**DESCRIPTION OF THE TASK:** Identify, in the records below, every line where the string "Druse" appears, and copy each such line.

**RECORDS TO PROCESS:**
****************
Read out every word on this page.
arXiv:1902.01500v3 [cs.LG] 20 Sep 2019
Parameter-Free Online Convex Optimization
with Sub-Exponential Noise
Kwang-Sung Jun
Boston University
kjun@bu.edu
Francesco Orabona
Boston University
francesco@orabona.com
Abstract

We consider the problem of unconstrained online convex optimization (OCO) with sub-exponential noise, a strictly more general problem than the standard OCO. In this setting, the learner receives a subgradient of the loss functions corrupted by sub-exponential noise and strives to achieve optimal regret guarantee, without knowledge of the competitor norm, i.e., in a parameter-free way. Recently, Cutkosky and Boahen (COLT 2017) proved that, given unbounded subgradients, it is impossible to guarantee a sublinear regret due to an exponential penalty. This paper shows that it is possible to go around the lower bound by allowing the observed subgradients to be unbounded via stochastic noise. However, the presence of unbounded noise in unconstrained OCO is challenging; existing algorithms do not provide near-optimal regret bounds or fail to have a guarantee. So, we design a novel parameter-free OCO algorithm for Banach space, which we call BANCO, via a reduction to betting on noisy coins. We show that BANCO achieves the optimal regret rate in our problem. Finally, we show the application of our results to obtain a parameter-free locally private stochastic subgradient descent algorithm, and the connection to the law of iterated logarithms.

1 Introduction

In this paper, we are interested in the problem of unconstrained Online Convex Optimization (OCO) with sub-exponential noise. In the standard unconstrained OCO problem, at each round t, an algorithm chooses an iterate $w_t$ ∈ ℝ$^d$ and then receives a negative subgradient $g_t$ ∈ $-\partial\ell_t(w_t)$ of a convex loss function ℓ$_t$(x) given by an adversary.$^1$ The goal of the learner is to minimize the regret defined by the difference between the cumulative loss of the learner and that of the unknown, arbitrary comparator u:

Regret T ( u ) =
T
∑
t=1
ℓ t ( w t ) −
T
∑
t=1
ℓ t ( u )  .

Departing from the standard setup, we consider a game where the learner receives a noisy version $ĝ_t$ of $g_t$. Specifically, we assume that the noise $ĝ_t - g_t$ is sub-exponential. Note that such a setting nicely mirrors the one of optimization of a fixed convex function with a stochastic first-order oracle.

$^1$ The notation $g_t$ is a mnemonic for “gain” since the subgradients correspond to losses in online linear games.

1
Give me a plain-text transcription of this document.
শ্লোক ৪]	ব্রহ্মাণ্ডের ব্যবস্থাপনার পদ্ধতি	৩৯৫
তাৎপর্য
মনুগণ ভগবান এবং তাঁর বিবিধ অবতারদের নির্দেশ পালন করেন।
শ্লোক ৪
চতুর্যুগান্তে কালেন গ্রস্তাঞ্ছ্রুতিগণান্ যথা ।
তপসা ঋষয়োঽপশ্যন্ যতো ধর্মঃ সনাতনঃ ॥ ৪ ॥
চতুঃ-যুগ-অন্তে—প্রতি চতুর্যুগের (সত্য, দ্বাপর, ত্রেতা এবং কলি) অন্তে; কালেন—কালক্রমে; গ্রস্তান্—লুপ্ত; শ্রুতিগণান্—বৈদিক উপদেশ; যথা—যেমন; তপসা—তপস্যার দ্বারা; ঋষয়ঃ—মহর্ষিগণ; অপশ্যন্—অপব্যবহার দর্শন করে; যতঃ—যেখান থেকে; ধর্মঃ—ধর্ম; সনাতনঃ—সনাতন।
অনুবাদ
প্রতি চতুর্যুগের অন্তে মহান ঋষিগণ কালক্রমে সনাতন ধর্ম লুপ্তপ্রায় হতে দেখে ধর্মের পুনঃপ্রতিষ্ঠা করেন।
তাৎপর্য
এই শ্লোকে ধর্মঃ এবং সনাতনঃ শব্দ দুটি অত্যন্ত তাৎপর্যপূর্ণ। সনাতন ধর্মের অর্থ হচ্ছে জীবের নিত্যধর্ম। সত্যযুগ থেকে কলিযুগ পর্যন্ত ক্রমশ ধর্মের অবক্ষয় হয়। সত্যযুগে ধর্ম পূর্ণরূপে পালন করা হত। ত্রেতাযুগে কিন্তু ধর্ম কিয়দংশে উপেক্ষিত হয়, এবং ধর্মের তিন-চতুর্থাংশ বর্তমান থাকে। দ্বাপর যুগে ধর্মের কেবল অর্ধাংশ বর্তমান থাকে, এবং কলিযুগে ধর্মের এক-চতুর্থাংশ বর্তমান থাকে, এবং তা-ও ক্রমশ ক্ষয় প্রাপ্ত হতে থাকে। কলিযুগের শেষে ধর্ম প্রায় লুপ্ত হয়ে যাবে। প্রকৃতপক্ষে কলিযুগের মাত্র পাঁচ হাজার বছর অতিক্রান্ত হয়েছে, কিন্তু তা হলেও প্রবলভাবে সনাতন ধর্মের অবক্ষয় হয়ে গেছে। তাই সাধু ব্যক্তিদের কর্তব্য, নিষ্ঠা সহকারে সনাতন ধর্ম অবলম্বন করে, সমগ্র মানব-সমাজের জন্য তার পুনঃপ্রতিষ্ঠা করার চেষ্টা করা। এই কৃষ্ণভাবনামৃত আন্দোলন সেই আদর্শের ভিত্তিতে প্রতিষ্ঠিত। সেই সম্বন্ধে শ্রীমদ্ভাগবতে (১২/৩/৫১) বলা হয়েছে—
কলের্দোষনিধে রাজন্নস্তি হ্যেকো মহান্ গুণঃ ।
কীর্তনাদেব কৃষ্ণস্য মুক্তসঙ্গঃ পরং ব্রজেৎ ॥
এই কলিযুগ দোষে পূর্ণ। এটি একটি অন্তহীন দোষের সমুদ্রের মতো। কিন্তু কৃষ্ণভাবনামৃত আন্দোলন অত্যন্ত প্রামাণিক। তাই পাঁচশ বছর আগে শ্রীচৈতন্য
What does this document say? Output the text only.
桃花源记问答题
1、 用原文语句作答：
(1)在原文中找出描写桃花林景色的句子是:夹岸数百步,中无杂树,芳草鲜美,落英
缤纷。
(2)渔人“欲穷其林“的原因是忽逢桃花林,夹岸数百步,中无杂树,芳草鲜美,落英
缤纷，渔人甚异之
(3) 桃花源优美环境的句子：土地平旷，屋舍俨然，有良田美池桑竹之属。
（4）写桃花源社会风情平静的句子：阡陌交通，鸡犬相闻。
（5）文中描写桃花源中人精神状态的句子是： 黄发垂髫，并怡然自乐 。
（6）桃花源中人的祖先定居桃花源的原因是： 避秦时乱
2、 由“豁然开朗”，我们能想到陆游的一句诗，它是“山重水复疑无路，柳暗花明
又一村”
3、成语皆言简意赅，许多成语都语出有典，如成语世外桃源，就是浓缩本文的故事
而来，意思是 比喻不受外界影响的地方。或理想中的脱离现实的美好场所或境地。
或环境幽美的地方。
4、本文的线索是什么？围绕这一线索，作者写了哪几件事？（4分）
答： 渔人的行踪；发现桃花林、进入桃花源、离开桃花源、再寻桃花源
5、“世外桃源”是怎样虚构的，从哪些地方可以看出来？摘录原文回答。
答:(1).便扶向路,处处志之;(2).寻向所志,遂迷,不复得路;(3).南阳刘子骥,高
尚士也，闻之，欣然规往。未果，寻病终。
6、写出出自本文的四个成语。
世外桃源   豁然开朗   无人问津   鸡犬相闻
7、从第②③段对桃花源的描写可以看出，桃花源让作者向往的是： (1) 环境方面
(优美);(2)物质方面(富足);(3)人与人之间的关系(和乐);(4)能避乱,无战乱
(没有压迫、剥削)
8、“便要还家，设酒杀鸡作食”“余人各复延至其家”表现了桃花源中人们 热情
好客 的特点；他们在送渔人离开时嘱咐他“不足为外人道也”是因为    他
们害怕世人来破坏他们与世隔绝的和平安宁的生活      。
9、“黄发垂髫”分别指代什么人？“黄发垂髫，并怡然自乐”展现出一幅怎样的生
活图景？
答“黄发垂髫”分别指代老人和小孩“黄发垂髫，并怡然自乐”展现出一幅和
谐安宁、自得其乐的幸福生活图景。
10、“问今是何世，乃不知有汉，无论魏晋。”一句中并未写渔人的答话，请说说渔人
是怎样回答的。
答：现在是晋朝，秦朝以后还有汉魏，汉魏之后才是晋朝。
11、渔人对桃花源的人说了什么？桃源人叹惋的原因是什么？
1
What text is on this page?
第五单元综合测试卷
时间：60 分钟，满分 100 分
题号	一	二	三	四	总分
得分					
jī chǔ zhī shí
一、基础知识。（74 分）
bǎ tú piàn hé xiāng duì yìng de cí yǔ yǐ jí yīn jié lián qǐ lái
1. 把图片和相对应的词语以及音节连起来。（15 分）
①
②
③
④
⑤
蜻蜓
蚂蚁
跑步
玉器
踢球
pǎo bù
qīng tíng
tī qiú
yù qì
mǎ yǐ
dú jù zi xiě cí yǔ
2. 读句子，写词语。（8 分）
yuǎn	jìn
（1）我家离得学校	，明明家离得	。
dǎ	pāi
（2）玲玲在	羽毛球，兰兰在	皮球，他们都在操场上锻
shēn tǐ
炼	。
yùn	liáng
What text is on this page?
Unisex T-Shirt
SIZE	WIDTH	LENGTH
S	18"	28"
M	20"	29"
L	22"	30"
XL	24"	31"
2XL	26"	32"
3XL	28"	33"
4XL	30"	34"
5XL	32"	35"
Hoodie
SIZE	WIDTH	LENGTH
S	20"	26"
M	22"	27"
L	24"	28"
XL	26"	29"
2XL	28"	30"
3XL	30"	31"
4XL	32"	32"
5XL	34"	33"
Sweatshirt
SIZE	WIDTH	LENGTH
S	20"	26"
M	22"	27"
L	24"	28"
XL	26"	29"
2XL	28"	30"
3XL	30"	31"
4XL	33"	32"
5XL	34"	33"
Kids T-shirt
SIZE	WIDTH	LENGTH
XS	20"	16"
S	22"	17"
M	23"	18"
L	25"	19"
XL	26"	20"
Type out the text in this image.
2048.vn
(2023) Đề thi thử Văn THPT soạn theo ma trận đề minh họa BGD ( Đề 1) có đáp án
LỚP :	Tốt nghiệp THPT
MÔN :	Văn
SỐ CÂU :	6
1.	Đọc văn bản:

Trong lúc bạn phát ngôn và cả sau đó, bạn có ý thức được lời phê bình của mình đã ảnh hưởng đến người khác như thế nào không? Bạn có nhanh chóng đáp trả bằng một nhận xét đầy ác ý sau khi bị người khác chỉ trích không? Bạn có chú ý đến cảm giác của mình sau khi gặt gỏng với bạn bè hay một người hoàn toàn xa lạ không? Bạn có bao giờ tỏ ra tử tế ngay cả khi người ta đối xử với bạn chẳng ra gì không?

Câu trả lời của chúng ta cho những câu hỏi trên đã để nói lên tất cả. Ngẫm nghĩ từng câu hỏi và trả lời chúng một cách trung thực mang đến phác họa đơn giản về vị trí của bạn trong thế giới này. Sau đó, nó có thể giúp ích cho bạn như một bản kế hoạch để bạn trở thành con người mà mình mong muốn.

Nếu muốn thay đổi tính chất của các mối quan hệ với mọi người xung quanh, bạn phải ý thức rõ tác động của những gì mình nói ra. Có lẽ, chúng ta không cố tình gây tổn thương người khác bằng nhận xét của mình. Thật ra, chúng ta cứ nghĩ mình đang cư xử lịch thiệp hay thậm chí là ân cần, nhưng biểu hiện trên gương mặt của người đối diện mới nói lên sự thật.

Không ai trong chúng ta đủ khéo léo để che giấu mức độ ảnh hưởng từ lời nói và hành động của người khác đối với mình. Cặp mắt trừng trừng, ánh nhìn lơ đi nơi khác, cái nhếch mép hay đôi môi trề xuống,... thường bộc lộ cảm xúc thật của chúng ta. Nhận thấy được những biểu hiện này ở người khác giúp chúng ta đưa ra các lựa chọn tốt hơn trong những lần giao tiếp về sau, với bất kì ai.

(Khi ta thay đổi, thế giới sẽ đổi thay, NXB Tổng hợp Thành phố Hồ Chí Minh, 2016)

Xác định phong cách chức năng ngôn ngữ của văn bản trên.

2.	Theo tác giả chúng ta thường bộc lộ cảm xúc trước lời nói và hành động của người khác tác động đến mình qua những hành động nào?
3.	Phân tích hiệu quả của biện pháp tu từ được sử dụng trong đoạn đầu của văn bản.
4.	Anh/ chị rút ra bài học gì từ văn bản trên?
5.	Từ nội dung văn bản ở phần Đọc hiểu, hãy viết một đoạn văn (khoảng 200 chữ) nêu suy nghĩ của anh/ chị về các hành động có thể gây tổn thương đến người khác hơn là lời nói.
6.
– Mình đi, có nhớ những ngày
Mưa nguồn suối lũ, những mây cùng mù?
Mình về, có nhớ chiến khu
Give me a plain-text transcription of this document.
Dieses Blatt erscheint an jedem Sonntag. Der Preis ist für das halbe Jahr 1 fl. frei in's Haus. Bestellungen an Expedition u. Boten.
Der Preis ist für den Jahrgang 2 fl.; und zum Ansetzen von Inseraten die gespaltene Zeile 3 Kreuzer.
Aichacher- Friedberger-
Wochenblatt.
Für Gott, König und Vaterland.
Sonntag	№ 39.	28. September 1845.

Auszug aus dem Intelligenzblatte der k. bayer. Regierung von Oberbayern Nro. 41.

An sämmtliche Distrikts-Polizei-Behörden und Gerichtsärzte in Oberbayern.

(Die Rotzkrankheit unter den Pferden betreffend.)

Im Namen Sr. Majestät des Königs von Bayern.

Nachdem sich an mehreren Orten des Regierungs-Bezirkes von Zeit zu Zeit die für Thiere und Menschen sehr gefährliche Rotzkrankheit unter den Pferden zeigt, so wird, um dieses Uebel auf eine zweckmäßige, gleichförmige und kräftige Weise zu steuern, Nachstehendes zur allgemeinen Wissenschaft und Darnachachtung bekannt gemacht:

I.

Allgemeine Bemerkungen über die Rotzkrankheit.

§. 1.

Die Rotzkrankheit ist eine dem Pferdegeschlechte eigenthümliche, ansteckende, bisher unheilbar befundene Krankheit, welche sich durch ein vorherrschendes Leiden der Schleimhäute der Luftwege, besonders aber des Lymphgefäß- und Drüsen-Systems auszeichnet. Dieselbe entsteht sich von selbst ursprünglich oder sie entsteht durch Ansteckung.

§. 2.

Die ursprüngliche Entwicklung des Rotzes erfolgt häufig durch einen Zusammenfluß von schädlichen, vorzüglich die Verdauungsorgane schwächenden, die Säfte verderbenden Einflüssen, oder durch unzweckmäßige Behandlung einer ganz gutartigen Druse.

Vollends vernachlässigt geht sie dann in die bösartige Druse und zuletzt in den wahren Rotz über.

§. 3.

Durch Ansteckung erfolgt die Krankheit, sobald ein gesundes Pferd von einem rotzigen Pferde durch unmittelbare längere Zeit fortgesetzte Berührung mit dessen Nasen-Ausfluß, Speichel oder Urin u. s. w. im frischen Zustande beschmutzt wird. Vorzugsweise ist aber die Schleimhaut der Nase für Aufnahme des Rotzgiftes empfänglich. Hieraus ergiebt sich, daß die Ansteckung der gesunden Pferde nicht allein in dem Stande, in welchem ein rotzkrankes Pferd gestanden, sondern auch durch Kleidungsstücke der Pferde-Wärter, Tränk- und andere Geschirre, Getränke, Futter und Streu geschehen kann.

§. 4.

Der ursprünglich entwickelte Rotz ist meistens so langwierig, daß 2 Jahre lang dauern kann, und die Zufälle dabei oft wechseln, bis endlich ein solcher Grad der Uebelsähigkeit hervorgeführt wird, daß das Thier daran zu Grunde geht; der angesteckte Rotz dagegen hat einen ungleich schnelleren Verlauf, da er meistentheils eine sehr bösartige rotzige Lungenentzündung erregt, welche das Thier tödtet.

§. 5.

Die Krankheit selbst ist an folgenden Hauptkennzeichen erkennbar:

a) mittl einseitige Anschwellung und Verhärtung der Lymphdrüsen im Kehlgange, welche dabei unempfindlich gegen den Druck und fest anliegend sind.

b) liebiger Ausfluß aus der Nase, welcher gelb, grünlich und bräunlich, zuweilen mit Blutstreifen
****************
**EXERCISE RESULT:**
Die ursprüngliche Entwicklung des Rotzes erfolgt häufig durch einen Zusammenfluß von schädlichen, vorzüglich die Verdauungsorgane schwächenden, die Säfte verderbenden Einflüssen, oder durch unzweckmäßige Behandlung einer ganz gutartigen Druse.
Vollends vernachlässigt geht sie dann in die bösartige Druse und zuletzt in den wahren Rotz über.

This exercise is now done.